## DATASET
begin

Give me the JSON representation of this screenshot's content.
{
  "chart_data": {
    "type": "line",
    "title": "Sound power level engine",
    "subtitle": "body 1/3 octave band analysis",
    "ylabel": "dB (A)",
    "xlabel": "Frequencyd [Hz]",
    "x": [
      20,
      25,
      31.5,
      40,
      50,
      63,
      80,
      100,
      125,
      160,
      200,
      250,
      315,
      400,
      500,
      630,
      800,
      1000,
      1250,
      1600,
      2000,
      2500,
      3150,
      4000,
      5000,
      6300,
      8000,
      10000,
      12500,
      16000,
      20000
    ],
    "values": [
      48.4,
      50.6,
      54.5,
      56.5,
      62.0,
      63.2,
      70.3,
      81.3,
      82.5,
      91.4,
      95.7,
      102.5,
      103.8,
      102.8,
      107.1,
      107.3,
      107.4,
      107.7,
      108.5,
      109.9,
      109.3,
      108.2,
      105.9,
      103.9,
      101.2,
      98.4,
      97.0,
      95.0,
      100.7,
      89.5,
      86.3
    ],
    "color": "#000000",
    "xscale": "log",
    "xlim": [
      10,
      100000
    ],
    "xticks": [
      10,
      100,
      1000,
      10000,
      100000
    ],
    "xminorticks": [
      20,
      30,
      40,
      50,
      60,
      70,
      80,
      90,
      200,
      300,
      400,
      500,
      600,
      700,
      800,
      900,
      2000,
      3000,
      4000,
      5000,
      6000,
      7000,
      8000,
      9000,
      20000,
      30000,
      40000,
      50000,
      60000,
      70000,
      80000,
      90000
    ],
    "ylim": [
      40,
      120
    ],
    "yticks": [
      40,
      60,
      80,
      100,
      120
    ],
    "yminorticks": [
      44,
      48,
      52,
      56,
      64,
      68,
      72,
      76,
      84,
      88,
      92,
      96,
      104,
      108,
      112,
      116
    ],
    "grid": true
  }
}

end

## YOUR GOAL
Copy down the material exactly as written.

## FULL RESPONSE
Give me the JSON representation of this screenshot's content.
{
  "chart_data": {
    "type": "line",
    "title": "Sound power level engine",
    "subtitle": "body 1/3 octave band analysis",
    "ylabel": "dB (A)",
    "xlabel": "Frequencyd [Hz]",
    "x": [
      20,
      25,
      31.5,
      40,
      50,
      63,
      80,
      100,
      125,
      160,
      200,
      250,
      315,
      400,
      500,
      630,
      800,
      1000,
      1250,
      1600,
      2000,
      2500,
      3150,
      4000,
      5000,
      6300,
      8000,
      10000,
      12500,
      16000,
      20000
    ],
    "values": [
      48.4,
      50.6,
      54.5,
      56.5,
      62.0,
      63.2,
      70.3,
      81.3,
      82.5,
      91.4,
      95.7,
      102.5,
      103.8,
      102.8,
      107.1,
      107.3,
      107.4,
      107.7,
      108.5,
      109.9,
      109.3,
      108.2,
      105.9,
      103.9,
      101.2,
      98.4,
      97.0,
      95.0,
      100.7,
      89.5,
      86.3
    ],
    "color": "#000000",
    "xscale": "log",
    "xlim": [
      10,
      100000
    ],
    "xticks": [
      10,
      100,
      1000,
      10000,
      100000
    ],
    "xminorticks": [
      20,
      30,
      40,
      50,
      60,
      70,
      80,
      90,
      200,
      300,
      400,
      500,
      600,
      700,
      800,
      900,
      2000,
      3000,
      4000,
      5000,
      6000,
      7000,
      8000,
      9000,
      20000,
      30000,
      40000,
      50000,
      60000,
      70000,
      80000,
      90000
    ],
    "ylim": [
      40,
      120
    ],
    "yticks": [
      40,
      60,
      80,
      100,
      120
    ],
    "yminorticks": [
      44,
      48,
      52,
      56,
      64,
      68,
      72,
      76,
      84,
      88,
      92,
      96,
      104,
      108,
      112,
      116
    ],
    "grid": true
  }
}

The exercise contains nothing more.